Short task →
In the listing below, locate the lines that hold the string "pour". Copy those lines.

Data for the task →
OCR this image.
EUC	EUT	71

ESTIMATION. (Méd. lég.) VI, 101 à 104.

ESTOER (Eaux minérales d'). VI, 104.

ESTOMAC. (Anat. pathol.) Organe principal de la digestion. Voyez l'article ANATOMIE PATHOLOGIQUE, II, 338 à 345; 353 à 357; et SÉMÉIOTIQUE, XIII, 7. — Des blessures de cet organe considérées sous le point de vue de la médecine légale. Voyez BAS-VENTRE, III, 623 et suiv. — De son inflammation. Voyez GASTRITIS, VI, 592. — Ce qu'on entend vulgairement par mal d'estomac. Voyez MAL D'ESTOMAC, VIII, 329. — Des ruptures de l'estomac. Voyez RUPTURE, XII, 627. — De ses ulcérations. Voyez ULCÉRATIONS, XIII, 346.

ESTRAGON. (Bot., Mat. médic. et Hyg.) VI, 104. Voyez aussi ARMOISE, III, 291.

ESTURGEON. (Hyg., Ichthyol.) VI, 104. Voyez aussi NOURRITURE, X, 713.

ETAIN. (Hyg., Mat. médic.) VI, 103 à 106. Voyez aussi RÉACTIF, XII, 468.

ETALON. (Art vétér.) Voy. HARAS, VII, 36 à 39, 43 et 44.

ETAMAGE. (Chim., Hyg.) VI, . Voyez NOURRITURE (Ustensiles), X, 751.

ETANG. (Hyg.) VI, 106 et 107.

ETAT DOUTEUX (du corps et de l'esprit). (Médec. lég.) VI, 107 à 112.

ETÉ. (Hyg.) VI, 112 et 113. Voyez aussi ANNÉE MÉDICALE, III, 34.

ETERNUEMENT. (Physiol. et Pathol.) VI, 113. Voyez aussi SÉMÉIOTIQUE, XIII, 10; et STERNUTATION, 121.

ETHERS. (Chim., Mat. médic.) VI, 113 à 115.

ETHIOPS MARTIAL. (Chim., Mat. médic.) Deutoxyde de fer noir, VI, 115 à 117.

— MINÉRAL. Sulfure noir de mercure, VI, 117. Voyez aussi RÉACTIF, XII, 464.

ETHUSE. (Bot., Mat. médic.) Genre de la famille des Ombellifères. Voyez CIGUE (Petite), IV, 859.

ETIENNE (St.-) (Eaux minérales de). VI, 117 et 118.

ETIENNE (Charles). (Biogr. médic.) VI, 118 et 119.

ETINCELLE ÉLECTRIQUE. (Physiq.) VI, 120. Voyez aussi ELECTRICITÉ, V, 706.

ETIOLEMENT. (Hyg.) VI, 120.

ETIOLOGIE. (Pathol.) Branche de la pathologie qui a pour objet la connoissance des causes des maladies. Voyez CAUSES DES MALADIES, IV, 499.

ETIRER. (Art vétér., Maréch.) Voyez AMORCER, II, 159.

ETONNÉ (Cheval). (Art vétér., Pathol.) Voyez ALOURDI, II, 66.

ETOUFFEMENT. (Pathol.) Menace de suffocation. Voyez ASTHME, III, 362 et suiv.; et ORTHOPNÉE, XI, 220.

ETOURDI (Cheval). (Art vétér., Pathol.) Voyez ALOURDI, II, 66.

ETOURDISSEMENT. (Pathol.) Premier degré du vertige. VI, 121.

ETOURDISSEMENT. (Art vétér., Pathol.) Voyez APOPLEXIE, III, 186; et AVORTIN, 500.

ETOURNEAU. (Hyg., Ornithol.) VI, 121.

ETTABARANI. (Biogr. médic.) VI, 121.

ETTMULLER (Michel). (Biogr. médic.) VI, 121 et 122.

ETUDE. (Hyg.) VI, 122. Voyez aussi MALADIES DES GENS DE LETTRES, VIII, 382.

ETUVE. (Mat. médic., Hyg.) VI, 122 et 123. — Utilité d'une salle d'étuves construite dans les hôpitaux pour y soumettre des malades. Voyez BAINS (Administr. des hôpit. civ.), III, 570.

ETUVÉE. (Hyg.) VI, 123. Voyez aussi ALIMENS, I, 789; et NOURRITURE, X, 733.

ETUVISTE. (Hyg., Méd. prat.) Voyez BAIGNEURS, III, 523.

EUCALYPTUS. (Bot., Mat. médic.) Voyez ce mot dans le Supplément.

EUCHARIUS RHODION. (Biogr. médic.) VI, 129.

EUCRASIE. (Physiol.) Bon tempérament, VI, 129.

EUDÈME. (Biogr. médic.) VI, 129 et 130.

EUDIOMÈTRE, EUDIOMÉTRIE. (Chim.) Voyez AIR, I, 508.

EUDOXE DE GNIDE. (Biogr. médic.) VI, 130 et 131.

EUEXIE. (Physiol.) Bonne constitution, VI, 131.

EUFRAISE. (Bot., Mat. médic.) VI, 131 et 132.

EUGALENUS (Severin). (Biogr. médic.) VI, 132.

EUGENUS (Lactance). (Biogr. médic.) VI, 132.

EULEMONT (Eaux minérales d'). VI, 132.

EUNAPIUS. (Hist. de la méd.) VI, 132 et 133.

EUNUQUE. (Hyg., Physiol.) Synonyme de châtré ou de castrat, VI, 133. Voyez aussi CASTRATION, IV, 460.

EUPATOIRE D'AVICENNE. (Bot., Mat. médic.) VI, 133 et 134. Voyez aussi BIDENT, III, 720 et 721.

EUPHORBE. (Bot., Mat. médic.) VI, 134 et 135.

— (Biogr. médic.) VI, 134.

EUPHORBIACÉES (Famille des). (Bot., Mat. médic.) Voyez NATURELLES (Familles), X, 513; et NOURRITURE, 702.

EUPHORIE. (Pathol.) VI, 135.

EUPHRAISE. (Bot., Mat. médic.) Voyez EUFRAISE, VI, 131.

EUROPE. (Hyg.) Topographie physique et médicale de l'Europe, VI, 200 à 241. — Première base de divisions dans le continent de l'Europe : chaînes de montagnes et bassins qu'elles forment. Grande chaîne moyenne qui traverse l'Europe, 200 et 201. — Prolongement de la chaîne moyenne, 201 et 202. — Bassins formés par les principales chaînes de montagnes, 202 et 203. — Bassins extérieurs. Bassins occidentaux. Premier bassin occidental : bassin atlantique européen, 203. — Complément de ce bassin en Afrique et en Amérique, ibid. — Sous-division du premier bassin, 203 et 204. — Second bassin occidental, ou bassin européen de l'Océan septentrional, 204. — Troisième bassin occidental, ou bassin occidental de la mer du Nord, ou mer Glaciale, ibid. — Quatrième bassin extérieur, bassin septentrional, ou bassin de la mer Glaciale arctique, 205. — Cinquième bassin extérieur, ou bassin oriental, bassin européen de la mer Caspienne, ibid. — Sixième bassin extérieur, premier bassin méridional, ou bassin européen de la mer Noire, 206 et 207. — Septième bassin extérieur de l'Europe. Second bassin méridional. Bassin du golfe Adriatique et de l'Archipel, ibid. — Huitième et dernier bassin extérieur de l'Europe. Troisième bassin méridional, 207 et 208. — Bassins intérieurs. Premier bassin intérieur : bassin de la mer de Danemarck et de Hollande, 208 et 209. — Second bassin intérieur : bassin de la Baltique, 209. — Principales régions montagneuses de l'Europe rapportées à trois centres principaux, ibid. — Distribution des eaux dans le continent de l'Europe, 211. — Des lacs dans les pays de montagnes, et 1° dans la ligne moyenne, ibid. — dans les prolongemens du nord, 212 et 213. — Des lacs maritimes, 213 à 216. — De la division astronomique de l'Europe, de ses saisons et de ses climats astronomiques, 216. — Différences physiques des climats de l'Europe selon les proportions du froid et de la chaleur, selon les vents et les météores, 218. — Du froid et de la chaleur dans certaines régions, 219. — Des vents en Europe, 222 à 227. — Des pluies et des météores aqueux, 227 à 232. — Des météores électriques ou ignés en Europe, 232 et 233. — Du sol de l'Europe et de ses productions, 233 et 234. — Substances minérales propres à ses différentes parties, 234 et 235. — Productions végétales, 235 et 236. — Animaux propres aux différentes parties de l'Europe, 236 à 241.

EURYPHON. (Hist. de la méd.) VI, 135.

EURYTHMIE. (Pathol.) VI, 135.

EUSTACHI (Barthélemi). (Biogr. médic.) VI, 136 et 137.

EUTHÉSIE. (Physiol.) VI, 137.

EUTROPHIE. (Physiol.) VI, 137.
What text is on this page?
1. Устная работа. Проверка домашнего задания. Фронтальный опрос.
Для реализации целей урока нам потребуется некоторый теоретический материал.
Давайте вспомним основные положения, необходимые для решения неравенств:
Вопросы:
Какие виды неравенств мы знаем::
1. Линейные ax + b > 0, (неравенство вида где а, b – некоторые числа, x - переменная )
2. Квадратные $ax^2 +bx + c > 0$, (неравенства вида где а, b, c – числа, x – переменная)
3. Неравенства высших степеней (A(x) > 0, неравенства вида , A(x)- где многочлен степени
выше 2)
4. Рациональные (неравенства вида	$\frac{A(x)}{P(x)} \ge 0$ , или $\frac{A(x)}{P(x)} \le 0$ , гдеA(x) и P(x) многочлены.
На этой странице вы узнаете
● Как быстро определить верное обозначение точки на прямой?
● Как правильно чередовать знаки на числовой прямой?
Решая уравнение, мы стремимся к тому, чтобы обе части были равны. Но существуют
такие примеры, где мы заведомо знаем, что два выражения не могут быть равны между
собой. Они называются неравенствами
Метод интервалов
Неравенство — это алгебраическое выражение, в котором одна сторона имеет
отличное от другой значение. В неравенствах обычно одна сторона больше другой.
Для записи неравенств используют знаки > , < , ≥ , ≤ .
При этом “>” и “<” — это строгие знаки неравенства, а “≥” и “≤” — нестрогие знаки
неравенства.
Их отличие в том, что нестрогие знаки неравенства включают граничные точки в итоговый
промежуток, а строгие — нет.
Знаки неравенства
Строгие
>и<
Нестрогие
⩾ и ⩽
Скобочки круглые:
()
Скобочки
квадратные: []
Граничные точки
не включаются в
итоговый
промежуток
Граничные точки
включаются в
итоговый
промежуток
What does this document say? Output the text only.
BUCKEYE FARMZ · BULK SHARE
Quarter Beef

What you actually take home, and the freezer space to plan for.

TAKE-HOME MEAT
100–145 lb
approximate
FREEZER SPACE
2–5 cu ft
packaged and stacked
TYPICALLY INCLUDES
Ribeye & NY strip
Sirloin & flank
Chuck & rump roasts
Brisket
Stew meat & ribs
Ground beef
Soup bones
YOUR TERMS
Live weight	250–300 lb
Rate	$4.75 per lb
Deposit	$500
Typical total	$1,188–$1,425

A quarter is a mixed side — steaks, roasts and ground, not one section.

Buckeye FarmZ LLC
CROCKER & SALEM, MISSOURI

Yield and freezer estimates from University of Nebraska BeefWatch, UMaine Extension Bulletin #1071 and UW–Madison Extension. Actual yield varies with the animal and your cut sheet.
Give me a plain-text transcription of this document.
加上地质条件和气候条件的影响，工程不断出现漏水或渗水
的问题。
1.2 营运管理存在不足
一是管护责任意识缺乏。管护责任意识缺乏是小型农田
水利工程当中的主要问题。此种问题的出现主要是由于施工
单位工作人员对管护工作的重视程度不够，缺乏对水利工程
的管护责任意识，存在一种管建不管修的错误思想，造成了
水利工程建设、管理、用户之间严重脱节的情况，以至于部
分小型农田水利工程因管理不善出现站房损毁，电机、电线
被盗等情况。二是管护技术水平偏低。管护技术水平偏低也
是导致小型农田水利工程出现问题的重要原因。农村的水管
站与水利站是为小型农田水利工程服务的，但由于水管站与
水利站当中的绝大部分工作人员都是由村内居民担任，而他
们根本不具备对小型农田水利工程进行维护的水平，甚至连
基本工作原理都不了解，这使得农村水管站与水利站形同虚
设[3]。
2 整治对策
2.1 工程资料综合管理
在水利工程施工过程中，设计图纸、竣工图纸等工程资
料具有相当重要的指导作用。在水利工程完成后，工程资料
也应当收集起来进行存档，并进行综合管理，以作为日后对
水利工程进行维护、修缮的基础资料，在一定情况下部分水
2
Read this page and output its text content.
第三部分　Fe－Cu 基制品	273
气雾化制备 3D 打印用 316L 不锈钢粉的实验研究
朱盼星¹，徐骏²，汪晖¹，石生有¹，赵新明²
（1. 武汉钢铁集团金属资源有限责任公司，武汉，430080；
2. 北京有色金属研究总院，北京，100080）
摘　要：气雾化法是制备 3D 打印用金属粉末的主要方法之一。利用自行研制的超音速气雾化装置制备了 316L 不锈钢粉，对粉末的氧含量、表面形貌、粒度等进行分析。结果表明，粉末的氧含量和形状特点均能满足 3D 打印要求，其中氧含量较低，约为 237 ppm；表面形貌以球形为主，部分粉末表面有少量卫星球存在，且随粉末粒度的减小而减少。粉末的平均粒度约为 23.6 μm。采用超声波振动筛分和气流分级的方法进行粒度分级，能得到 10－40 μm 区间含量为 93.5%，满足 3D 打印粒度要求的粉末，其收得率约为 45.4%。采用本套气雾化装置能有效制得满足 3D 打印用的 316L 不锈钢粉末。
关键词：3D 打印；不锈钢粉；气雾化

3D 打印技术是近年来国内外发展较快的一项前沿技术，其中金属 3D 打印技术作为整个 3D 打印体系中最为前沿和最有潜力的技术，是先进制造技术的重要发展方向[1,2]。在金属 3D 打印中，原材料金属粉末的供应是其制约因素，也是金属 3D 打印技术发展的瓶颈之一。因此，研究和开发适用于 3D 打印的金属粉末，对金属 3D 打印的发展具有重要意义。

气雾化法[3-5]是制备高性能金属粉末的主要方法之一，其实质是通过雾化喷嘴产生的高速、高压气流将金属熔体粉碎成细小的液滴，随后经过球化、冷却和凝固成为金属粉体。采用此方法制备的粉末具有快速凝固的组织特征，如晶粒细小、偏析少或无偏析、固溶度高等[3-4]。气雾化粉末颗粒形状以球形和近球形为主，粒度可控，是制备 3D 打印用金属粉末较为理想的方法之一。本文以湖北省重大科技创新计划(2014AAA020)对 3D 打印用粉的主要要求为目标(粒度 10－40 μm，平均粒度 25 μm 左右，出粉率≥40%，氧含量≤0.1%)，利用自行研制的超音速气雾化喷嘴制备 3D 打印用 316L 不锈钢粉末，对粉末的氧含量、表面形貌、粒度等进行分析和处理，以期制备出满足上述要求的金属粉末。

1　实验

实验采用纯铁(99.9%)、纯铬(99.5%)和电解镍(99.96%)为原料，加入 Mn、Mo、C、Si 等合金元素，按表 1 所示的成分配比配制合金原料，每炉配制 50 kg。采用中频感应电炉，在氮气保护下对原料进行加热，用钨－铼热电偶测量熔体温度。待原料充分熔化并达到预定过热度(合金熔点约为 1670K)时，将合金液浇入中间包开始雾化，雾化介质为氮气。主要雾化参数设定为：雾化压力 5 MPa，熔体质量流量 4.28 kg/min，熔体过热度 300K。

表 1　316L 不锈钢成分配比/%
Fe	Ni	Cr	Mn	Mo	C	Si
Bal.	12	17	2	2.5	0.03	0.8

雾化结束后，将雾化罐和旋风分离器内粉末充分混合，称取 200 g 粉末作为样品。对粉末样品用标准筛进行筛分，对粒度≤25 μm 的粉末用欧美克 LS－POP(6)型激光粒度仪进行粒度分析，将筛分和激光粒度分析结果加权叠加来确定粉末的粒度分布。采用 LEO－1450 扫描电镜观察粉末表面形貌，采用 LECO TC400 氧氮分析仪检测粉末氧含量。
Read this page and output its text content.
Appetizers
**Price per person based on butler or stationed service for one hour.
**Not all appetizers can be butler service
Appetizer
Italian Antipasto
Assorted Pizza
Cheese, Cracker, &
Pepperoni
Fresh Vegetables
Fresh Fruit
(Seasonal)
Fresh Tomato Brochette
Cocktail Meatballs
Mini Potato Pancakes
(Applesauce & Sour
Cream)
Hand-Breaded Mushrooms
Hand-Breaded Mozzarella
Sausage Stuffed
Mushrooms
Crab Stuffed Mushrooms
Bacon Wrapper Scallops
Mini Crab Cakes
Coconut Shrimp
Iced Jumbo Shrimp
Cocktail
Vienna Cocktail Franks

Reply →
ETIOLOGIE. (Pathol.) Branche de la pathologie qui a pour objet la connoissance des causes des maladies. Voyez CAUSES DES MALADIES, IV, 499.
ETUVE. (Mat. médic., Hyg.) VI, 122 et 123. — Utilité d'une salle d'étuves construite dans les hôpitaux pour y soumettre des malades. Voyez BAINS (Administr. des hôpit. civ.), III, 570.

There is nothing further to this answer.